Data supplied:
======
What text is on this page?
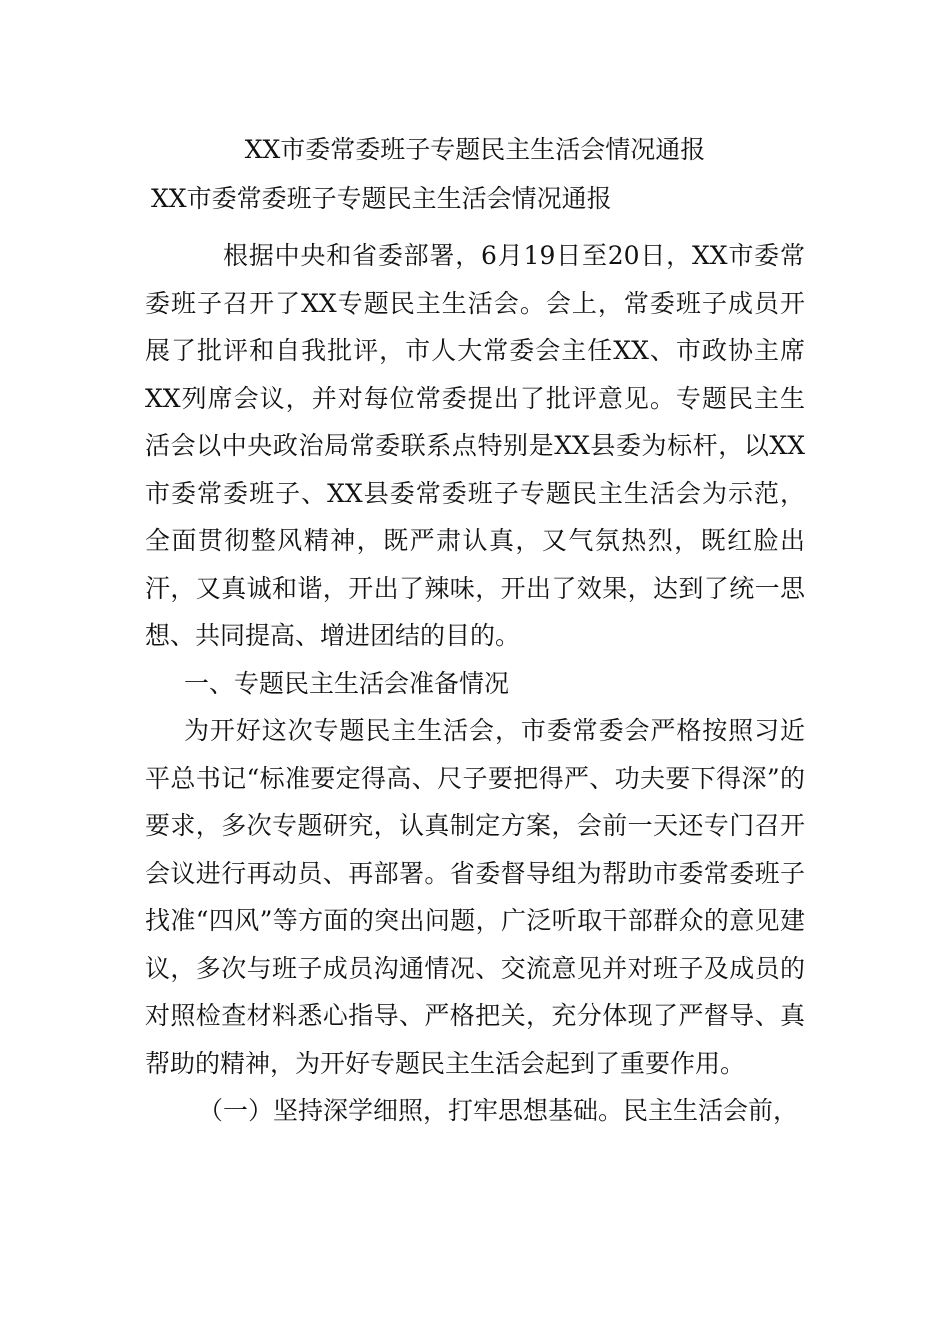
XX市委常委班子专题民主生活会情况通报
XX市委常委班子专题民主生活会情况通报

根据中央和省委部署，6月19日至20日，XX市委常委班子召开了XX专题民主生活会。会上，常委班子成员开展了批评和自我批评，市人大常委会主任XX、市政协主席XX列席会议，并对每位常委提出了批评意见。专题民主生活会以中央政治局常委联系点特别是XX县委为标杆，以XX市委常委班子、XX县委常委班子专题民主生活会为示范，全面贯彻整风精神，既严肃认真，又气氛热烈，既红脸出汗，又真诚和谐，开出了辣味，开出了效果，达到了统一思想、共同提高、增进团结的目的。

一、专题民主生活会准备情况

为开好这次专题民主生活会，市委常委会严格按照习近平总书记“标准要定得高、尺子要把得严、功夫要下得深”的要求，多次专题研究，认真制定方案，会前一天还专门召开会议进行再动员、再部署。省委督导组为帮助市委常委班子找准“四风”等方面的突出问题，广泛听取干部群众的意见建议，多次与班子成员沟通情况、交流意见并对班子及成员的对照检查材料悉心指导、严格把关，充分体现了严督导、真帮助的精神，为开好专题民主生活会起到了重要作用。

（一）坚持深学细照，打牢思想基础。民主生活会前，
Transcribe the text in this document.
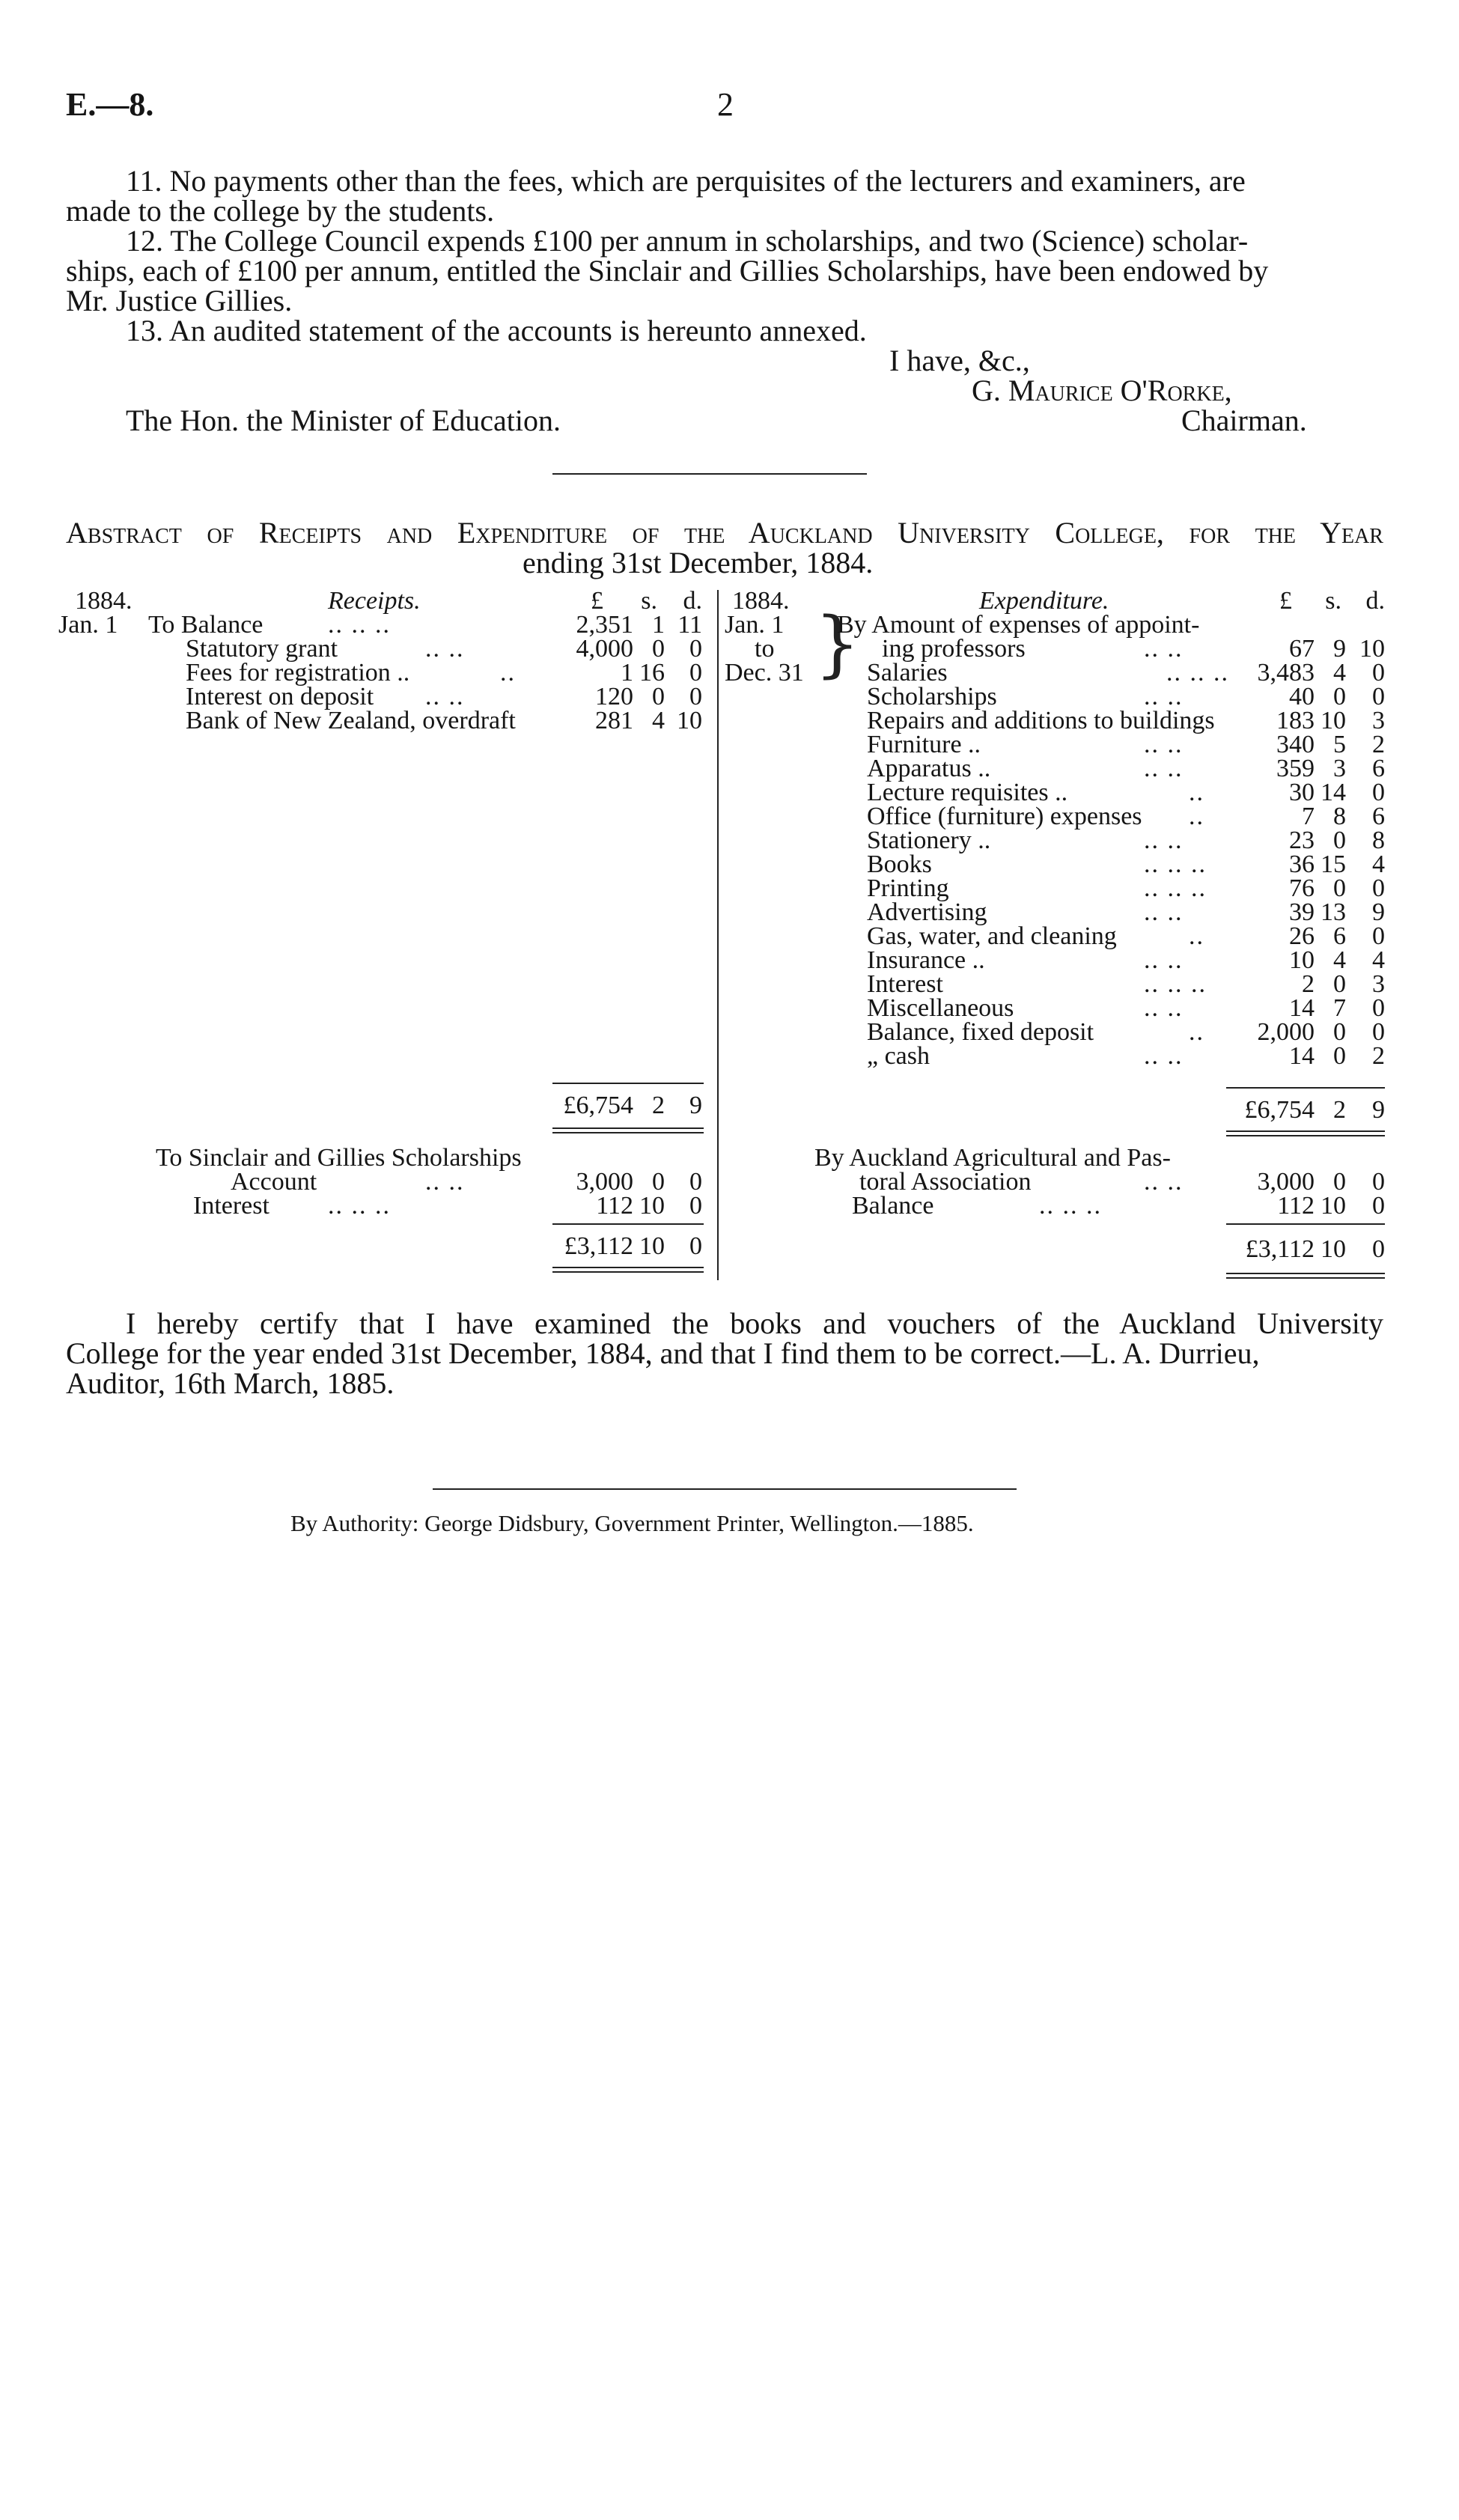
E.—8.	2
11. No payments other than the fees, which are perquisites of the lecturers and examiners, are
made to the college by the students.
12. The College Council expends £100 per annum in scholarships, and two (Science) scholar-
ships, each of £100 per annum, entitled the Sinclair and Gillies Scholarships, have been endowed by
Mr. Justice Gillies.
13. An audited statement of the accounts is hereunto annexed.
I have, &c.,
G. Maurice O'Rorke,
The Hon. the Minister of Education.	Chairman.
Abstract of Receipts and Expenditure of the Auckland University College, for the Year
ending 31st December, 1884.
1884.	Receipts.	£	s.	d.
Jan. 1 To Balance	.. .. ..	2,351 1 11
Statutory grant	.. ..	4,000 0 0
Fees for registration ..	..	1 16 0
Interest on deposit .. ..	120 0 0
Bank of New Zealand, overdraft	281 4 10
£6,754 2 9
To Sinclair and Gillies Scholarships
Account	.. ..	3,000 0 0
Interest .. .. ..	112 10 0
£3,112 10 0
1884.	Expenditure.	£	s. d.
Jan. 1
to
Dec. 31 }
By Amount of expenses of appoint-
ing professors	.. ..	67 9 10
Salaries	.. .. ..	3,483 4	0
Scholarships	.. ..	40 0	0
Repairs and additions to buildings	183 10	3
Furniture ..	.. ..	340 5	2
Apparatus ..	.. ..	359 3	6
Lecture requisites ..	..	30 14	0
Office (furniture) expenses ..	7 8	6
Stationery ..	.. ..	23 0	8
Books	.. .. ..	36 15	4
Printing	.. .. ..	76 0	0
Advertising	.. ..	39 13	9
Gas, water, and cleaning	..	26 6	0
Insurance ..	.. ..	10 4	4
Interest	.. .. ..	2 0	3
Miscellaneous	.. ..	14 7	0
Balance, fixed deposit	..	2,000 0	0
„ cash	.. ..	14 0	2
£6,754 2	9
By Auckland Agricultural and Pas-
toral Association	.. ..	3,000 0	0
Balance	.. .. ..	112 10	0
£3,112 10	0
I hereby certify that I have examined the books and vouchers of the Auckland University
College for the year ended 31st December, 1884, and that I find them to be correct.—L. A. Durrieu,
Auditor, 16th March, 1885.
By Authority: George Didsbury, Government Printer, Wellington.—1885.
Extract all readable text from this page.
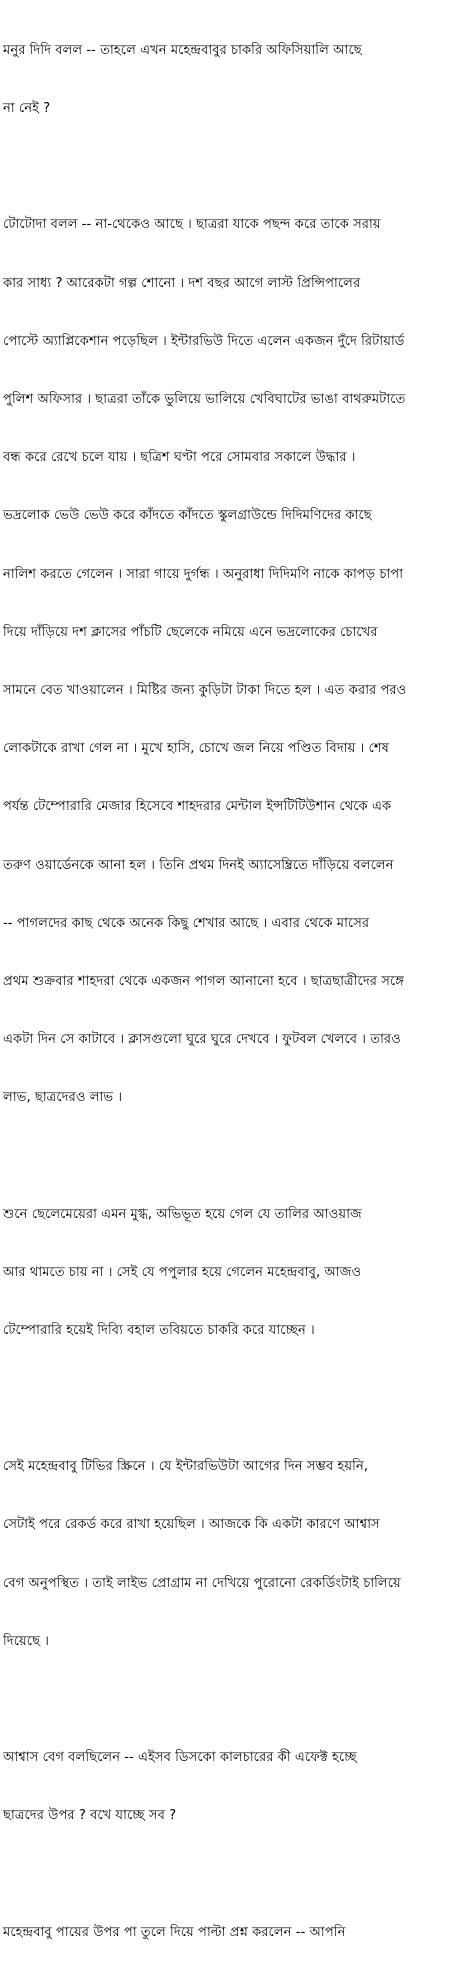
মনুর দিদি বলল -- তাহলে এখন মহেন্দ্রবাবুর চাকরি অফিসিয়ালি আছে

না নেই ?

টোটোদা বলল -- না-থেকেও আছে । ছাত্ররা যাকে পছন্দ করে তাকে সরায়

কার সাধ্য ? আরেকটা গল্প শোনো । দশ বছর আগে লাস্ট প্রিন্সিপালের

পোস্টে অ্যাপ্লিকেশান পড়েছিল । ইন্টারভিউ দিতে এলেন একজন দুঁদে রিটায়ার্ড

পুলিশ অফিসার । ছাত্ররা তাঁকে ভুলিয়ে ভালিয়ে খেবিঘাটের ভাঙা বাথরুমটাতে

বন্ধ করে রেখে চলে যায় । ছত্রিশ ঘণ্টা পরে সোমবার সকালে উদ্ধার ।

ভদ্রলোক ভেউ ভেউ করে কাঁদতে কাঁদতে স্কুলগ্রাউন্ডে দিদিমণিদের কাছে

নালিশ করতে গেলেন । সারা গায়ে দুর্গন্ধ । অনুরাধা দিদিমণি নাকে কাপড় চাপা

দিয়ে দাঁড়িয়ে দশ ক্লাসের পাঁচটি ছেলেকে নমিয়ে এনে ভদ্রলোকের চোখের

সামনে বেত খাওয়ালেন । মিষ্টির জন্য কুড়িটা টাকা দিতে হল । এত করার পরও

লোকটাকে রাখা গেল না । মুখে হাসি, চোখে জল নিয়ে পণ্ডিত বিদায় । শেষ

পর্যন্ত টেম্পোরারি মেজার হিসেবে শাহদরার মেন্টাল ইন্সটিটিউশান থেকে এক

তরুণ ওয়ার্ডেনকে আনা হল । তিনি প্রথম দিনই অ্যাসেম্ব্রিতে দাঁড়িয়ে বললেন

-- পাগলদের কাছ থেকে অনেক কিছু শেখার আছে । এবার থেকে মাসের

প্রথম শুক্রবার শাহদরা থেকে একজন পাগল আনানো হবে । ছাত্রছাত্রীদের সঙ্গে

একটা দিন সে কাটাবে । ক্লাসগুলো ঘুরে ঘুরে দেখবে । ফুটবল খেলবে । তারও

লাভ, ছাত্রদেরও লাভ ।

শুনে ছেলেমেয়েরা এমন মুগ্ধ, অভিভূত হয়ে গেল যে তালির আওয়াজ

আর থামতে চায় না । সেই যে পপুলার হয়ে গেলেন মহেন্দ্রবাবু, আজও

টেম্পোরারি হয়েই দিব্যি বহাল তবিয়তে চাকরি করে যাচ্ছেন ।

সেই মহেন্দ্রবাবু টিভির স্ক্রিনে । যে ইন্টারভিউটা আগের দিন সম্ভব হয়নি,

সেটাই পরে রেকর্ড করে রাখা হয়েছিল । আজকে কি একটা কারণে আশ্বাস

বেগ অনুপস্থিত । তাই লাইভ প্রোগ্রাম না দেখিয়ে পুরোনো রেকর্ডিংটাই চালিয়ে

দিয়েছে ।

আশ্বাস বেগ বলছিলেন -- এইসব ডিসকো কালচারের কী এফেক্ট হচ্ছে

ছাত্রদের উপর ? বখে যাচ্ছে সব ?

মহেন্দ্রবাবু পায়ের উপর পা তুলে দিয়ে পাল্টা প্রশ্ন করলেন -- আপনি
======
Work to be completed: Reproduce all of the data exactly, omitting each picture it holds.

Result of the task:
What text is on this page?
XX市委常委班子专题民主生活会情况通报
XX市委常委班子专题民主生活会情况通报

根据中央和省委部署，6月19日至20日，XX市委常委班子召开了XX专题民主生活会。会上，常委班子成员开展了批评和自我批评，市人大常委会主任XX、市政协主席XX列席会议，并对每位常委提出了批评意见。专题民主生活会以中央政治局常委联系点特别是XX县委为标杆，以XX市委常委班子、XX县委常委班子专题民主生活会为示范，全面贯彻整风精神，既严肃认真，又气氛热烈，既红脸出汗，又真诚和谐，开出了辣味，开出了效果，达到了统一思想、共同提高、增进团结的目的。

一、专题民主生活会准备情况

为开好这次专题民主生活会，市委常委会严格按照习近平总书记“标准要定得高、尺子要把得严、功夫要下得深”的要求，多次专题研究，认真制定方案，会前一天还专门召开会议进行再动员、再部署。省委督导组为帮助市委常委班子找准“四风”等方面的突出问题，广泛听取干部群众的意见建议，多次与班子成员沟通情况、交流意见并对班子及成员的对照检查材料悉心指导、严格把关，充分体现了严督导、真帮助的精神，为开好专题民主生活会起到了重要作用。

（一）坚持深学细照，打牢思想基础。民主生活会前，
Transcribe the text in this document.
E.—8.	2
11. No payments other than the fees, which are perquisites of the lecturers and examiners, are
made to the college by the students.
12. The College Council expends £100 per annum in scholarships, and two (Science) scholar-
ships, each of £100 per annum, entitled the Sinclair and Gillies Scholarships, have been endowed by
Mr. Justice Gillies.
13. An audited statement of the accounts is hereunto annexed.
I have, &c.,
G. Maurice O'Rorke,
The Hon. the Minister of Education.	Chairman.
Abstract of Receipts and Expenditure of the Auckland University College, for the Year
ending 31st December, 1884.
1884.	Receipts.	£	s.	d.
Jan. 1 To Balance	.. .. ..	2,351 1 11
Statutory grant	.. ..	4,000 0 0
Fees for registration ..	..	1 16 0
Interest on deposit .. ..	120 0 0
Bank of New Zealand, overdraft	281 4 10
£6,754 2 9
To Sinclair and Gillies Scholarships
Account	.. ..	3,000 0 0
Interest .. .. ..	112 10 0
£3,112 10 0
1884.	Expenditure.	£	s. d.
Jan. 1
to
Dec. 31 }
By Amount of expenses of appoint-
ing professors	.. ..	67 9 10
Salaries	.. .. ..	3,483 4	0
Scholarships	.. ..	40 0	0
Repairs and additions to buildings	183 10	3
Furniture ..	.. ..	340 5	2
Apparatus ..	.. ..	359 3	6
Lecture requisites ..	..	30 14	0
Office (furniture) expenses ..	7 8	6
Stationery ..	.. ..	23 0	8
Books	.. .. ..	36 15	4
Printing	.. .. ..	76 0	0
Advertising	.. ..	39 13	9
Gas, water, and cleaning	..	26 6	0
Insurance ..	.. ..	10 4	4
Interest	.. .. ..	2 0	3
Miscellaneous	.. ..	14 7	0
Balance, fixed deposit	..	2,000 0	0
„ cash	.. ..	14 0	2
£6,754 2	9
By Auckland Agricultural and Pas-
toral Association	.. ..	3,000 0	0
Balance	.. .. ..	112 10	0
£3,112 10	0
I hereby certify that I have examined the books and vouchers of the Auckland University
College for the year ended 31st December, 1884, and that I find them to be correct.—L. A. Durrieu,
Auditor, 16th March, 1885.
By Authority: George Didsbury, Government Printer, Wellington.—1885.
Extract all readable text from this page.
মনুর দিদি বলল -- তাহলে এখন মহেন্দ্রবাবুর চাকরি অফিসিয়ালি আছে

না নেই ?

টোটোদা বলল -- না-থেকেও আছে । ছাত্ররা যাকে পছন্দ করে তাকে সরায়

কার সাধ্য ? আরেকটা গল্প শোনো । দশ বছর আগে লাস্ট প্রিন্সিপালের

পোস্টে অ্যাপ্লিকেশান পড়েছিল । ইন্টারভিউ দিতে এলেন একজন দুঁদে রিটায়ার্ড

পুলিশ অফিসার । ছাত্ররা তাঁকে ভুলিয়ে ভালিয়ে খেবিঘাটের ভাঙা বাথরুমটাতে

বন্ধ করে রেখে চলে যায় । ছত্রিশ ঘণ্টা পরে সোমবার সকালে উদ্ধার ।

ভদ্রলোক ভেউ ভেউ করে কাঁদতে কাঁদতে স্কুলগ্রাউন্ডে দিদিমণিদের কাছে

নালিশ করতে গেলেন । সারা গায়ে দুর্গন্ধ । অনুরাধা দিদিমণি নাকে কাপড় চাপা

দিয়ে দাঁড়িয়ে দশ ক্লাসের পাঁচটি ছেলেকে নমিয়ে এনে ভদ্রলোকের চোখের

সামনে বেত খাওয়ালেন । মিষ্টির জন্য কুড়িটা টাকা দিতে হল । এত করার পরও

লোকটাকে রাখা গেল না । মুখে হাসি, চোখে জল নিয়ে পণ্ডিত বিদায় । শেষ

পর্যন্ত টেম্পোরারি মেজার হিসেবে শাহদরার মেন্টাল ইন্সটিটিউশান থেকে এক

তরুণ ওয়ার্ডেনকে আনা হল । তিনি প্রথম দিনই অ্যাসেম্ব্রিতে দাঁড়িয়ে বললেন

-- পাগলদের কাছ থেকে অনেক কিছু শেখার আছে । এবার থেকে মাসের

প্রথম শুক্রবার শাহদরা থেকে একজন পাগল আনানো হবে । ছাত্রছাত্রীদের সঙ্গে

একটা দিন সে কাটাবে । ক্লাসগুলো ঘুরে ঘুরে দেখবে । ফুটবল খেলবে । তারও

লাভ, ছাত্রদেরও লাভ ।

শুনে ছেলেমেয়েরা এমন মুগ্ধ, অভিভূত হয়ে গেল যে তালির আওয়াজ

আর থামতে চায় না । সেই যে পপুলার হয়ে গেলেন মহেন্দ্রবাবু, আজও

টেম্পোরারি হয়েই দিব্যি বহাল তবিয়তে চাকরি করে যাচ্ছেন ।

সেই মহেন্দ্রবাবু টিভির স্ক্রিনে । যে ইন্টারভিউটা আগের দিন সম্ভব হয়নি,

সেটাই পরে রেকর্ড করে রাখা হয়েছিল । আজকে কি একটা কারণে আশ্বাস

বেগ অনুপস্থিত । তাই লাইভ প্রোগ্রাম না দেখিয়ে পুরোনো রেকর্ডিংটাই চালিয়ে

দিয়েছে ।

আশ্বাস বেগ বলছিলেন -- এইসব ডিসকো কালচারের কী এফেক্ট হচ্ছে

ছাত্রদের উপর ? বখে যাচ্ছে সব ?

মহেন্দ্রবাবু পায়ের উপর পা তুলে দিয়ে পাল্টা প্রশ্ন করলেন -- আপনি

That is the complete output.